Activity :: The data that follows is to be given again, exactly as written.

Supplied entries ::
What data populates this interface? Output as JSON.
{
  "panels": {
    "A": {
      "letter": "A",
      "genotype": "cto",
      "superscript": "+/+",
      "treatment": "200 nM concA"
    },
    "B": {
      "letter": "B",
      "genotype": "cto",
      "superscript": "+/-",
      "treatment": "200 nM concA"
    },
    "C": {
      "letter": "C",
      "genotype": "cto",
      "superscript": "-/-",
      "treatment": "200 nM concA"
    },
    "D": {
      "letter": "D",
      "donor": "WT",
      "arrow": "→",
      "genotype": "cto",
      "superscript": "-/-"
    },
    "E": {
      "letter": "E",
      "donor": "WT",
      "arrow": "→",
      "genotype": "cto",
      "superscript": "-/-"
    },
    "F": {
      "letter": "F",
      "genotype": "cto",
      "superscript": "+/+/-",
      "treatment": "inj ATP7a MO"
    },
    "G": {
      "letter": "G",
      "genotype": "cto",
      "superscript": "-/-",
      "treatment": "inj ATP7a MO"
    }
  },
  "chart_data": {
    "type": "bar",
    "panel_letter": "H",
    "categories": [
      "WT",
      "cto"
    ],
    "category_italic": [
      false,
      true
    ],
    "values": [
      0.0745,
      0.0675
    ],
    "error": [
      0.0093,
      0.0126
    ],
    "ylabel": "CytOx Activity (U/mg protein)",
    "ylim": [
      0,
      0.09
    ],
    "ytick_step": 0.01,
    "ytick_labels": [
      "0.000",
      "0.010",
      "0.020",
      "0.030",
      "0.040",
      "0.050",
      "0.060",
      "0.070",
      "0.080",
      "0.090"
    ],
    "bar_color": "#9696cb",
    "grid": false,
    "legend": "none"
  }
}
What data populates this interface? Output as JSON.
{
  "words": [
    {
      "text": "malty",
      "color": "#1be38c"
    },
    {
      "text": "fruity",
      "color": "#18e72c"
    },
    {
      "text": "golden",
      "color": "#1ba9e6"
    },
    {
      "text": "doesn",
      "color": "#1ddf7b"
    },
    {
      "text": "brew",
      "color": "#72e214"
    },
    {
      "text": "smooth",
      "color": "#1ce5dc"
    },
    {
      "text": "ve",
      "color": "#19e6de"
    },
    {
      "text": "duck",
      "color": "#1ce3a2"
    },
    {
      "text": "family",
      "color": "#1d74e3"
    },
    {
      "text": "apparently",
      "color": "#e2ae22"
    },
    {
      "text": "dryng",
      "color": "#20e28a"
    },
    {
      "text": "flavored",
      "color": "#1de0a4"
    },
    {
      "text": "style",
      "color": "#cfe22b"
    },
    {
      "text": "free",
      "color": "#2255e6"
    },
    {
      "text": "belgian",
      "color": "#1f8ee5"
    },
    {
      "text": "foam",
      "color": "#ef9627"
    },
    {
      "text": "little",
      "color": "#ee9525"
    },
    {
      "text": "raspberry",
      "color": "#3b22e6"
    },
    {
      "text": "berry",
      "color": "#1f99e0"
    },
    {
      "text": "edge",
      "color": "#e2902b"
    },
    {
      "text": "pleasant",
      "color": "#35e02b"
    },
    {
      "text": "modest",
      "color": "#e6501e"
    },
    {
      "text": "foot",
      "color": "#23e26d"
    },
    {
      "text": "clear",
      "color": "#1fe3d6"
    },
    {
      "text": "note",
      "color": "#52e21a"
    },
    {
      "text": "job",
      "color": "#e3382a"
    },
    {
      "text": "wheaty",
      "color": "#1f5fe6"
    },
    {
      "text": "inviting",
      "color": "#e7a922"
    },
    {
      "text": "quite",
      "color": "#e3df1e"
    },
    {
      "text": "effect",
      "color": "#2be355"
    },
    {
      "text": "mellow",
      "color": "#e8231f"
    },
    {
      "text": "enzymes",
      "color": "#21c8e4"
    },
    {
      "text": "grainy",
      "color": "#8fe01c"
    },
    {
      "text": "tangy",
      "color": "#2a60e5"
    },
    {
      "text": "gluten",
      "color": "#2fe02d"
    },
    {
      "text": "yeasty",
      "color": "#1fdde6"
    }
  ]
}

Answer for this exercise ::
What data populates this interface? Output as JSON.
{
  "panels": {
    "A": {
      "letter": "A",
      "genotype": "cto",
      "superscript": "+/+",
      "treatment": "200 nM concA"
    },
    "B": {
      "letter": "B",
      "genotype": "cto",
      "superscript": "+/-",
      "treatment": "200 nM concA"
    },
    "C": {
      "letter": "C",
      "genotype": "cto",
      "superscript": "-/-",
      "treatment": "200 nM concA"
    },
    "D": {
      "letter": "D",
      "donor": "WT",
      "arrow": "→",
      "genotype": "cto",
      "superscript": "-/-"
    },
    "E": {
      "letter": "E",
      "donor": "WT",
      "arrow": "→",
      "genotype": "cto",
      "superscript": "-/-"
    },
    "F": {
      "letter": "F",
      "genotype": "cto",
      "superscript": "+/+/-",
      "treatment": "inj ATP7a MO"
    },
    "G": {
      "letter": "G",
      "genotype": "cto",
      "superscript": "-/-",
      "treatment": "inj ATP7a MO"
    }
  },
  "chart_data": {
    "type": "bar",
    "panel_letter": "H",
    "categories": [
      "WT",
      "cto"
    ],
    "category_italic": [
      false,
      true
    ],
    "values": [
      0.0745,
      0.0675
    ],
    "error": [
      0.0093,
      0.0126
    ],
    "ylabel": "CytOx Activity (U/mg protein)",
    "ylim": [
      0,
      0.09
    ],
    "ytick_step": 0.01,
    "ytick_labels": [
      "0.000",
      "0.010",
      "0.020",
      "0.030",
      "0.040",
      "0.050",
      "0.060",
      "0.070",
      "0.080",
      "0.090"
    ],
    "bar_color": "#9696cb",
    "grid": false,
    "legend": "none"
  }
}
What data populates this interface? Output as JSON.
{
  "words": [
    {
      "text": "malty",
      "color": "#1be38c"
    },
    {
      "text": "fruity",
      "color": "#18e72c"
    },
    {
      "text": "golden",
      "color": "#1ba9e6"
    },
    {
      "text": "doesn",
      "color": "#1ddf7b"
    },
    {
      "text": "brew",
      "color": "#72e214"
    },
    {
      "text": "smooth",
      "color": "#1ce5dc"
    },
    {
      "text": "ve",
      "color": "#19e6de"
    },
    {
      "text": "duck",
      "color": "#1ce3a2"
    },
    {
      "text": "family",
      "color": "#1d74e3"
    },
    {
      "text": "apparently",
      "color": "#e2ae22"
    },
    {
      "text": "dryng",
      "color": "#20e28a"
    },
    {
      "text": "flavored",
      "color": "#1de0a4"
    },
    {
      "text": "style",
      "color": "#cfe22b"
    },
    {
      "text": "free",
      "color": "#2255e6"
    },
    {
      "text": "belgian",
      "color": "#1f8ee5"
    },
    {
      "text": "foam",
      "color": "#ef9627"
    },
    {
      "text": "little",
      "color": "#ee9525"
    },
    {
      "text": "raspberry",
      "color": "#3b22e6"
    },
    {
      "text": "berry",
      "color": "#1f99e0"
    },
    {
      "text": "edge",
      "color": "#e2902b"
    },
    {
      "text": "pleasant",
      "color": "#35e02b"
    },
    {
      "text": "modest",
      "color": "#e6501e"
    },
    {
      "text": "foot",
      "color": "#23e26d"
    },
    {
      "text": "clear",
      "color": "#1fe3d6"
    },
    {
      "text": "note",
      "color": "#52e21a"
    },
    {
      "text": "job",
      "color": "#e3382a"
    },
    {
      "text": "wheaty",
      "color": "#1f5fe6"
    },
    {
      "text": "inviting",
      "color": "#e7a922"
    },
    {
      "text": "quite",
      "color": "#e3df1e"
    },
    {
      "text": "effect",
      "color": "#2be355"
    },
    {
      "text": "mellow",
      "color": "#e8231f"
    },
    {
      "text": "enzymes",
      "color": "#21c8e4"
    },
    {
      "text": "grainy",
      "color": "#8fe01c"
    },
    {
      "text": "tangy",
      "color": "#2a60e5"
    },
    {
      "text": "gluten",
      "color": "#2fe02d"
    },
    {
      "text": "yeasty",
      "color": "#1fdde6"
    }
  ]
}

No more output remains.